** Start of Information given **
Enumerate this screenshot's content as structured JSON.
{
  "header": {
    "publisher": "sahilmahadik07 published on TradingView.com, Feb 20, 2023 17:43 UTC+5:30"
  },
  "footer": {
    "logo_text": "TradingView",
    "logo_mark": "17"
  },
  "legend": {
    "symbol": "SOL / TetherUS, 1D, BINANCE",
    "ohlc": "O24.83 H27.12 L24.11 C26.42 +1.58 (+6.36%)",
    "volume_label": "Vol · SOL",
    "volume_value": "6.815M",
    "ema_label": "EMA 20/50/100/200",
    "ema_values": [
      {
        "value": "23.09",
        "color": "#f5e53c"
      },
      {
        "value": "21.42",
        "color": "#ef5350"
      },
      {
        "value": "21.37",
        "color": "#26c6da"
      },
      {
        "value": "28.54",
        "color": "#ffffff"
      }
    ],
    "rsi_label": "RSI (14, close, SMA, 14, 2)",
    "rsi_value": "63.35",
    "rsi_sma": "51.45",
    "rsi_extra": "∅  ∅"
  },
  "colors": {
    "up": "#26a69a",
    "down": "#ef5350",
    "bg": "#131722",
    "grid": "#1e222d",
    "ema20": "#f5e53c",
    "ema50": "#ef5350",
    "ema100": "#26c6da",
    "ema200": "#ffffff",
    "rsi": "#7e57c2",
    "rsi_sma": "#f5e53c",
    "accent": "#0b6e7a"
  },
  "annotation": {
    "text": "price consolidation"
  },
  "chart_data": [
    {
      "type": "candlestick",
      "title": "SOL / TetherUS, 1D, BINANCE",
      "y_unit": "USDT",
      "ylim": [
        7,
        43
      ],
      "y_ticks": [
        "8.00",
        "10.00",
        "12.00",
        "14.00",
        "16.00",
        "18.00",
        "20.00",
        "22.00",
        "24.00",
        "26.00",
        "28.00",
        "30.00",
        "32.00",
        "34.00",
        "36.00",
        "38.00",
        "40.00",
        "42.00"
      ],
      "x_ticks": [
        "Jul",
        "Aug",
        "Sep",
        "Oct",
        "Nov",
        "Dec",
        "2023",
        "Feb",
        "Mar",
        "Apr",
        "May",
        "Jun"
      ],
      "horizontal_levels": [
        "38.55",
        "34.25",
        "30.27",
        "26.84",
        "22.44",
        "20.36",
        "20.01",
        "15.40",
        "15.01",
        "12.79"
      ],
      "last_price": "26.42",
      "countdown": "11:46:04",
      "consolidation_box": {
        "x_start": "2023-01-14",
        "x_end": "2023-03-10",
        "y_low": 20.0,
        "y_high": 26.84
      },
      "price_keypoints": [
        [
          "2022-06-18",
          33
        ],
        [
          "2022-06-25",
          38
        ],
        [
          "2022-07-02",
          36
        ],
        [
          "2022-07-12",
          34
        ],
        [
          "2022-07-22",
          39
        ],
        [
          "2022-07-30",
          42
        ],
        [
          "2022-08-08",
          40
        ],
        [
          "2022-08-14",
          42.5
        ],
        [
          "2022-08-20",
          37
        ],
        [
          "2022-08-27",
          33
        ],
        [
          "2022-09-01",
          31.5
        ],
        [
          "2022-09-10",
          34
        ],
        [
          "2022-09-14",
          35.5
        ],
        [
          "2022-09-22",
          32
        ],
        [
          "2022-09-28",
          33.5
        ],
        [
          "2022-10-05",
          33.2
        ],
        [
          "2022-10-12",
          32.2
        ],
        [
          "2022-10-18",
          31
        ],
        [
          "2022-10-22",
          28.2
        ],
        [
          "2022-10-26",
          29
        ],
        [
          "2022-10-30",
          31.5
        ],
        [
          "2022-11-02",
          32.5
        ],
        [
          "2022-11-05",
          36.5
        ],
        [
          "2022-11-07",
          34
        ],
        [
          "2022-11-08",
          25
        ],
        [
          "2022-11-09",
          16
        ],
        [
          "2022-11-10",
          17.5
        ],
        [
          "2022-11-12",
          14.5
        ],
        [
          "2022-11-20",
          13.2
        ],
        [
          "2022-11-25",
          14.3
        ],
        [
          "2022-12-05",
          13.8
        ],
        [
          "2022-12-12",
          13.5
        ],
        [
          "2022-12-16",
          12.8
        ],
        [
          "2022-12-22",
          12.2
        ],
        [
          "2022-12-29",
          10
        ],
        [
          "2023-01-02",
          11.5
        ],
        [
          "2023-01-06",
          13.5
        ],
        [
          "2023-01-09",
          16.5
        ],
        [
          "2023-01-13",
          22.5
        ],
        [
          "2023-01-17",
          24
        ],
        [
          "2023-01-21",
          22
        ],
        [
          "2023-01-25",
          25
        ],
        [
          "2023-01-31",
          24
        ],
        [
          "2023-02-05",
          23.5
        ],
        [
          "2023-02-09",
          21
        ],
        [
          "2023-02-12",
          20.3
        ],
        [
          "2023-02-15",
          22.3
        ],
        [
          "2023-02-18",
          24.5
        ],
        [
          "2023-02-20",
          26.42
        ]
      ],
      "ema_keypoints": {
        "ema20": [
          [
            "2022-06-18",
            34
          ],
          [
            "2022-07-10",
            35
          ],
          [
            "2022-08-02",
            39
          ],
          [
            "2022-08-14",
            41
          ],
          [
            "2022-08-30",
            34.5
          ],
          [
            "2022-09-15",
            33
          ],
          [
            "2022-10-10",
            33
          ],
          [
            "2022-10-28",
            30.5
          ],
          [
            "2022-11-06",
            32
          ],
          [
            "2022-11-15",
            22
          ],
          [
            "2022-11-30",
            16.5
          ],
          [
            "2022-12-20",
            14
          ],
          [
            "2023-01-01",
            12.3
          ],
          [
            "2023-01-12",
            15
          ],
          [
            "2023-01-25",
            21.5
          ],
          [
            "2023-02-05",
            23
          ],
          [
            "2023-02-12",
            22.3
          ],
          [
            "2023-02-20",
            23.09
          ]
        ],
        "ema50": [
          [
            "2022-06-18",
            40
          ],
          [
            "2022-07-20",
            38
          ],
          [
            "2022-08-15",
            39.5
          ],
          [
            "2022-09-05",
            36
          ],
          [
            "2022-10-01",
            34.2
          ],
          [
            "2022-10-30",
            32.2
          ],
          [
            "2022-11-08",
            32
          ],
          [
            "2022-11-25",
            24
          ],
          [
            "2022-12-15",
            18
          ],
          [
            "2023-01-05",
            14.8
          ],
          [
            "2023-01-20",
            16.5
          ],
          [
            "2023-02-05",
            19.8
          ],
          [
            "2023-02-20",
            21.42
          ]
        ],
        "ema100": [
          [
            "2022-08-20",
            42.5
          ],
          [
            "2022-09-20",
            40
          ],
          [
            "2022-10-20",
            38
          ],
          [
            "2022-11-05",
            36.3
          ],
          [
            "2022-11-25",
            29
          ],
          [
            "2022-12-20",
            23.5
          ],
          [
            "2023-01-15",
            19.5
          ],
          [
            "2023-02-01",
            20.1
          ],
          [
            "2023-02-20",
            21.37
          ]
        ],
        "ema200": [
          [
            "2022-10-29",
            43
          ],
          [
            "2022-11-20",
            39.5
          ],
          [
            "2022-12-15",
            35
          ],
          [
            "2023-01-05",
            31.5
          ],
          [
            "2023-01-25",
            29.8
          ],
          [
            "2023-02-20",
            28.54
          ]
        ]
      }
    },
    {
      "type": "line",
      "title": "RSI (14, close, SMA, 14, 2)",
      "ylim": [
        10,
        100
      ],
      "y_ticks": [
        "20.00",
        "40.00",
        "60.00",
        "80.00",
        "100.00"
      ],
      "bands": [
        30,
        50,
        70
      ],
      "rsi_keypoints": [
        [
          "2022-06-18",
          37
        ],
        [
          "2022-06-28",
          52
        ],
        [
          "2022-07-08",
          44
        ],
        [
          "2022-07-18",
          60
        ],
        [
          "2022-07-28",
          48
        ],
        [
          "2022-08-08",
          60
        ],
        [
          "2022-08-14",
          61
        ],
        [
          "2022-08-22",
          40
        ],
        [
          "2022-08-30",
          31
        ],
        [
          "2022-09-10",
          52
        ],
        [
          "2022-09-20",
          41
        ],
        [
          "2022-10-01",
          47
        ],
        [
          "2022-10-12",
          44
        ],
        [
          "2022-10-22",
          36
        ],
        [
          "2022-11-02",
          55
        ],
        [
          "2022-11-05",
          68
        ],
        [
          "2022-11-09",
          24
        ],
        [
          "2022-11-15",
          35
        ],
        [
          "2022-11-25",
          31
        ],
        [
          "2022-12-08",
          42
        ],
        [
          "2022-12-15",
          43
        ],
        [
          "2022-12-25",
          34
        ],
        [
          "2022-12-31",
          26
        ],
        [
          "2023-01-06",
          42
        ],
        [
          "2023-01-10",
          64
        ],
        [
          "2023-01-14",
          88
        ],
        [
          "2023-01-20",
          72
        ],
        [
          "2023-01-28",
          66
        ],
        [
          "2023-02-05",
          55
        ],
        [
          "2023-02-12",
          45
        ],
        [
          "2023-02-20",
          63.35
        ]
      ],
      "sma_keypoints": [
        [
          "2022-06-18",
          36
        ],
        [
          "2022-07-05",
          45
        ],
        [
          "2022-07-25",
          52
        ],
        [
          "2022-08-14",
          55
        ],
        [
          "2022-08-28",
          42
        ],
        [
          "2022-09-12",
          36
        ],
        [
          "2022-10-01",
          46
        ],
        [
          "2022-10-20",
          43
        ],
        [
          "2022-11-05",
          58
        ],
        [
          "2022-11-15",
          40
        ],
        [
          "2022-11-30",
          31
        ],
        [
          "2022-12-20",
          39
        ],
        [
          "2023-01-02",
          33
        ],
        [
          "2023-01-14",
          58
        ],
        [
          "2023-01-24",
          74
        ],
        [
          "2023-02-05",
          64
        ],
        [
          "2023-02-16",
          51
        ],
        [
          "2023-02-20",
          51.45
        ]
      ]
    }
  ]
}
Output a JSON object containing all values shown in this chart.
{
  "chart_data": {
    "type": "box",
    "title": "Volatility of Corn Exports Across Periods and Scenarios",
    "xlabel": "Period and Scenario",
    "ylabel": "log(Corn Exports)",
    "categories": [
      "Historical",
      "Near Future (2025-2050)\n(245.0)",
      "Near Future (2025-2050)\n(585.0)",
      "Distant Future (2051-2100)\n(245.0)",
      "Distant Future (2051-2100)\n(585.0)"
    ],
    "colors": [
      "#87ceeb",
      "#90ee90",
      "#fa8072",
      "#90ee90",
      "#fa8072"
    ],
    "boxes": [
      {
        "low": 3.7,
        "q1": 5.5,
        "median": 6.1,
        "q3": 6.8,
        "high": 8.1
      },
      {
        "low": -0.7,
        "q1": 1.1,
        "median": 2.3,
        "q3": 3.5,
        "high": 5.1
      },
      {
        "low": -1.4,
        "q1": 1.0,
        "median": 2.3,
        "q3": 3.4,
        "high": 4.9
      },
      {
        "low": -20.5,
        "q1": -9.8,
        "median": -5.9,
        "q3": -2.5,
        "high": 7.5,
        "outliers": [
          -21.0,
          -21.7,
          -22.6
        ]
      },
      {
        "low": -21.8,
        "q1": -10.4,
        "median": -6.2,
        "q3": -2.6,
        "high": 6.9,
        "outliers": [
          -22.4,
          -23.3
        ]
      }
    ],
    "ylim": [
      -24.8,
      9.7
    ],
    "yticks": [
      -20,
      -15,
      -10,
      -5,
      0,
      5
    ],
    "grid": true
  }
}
** End of Information given **
→ Your task
Find the word "type" in the entries above and gather every line that holds it.

→ Result
      "type": "candlestick",
      "type": "line",
    "type": "box",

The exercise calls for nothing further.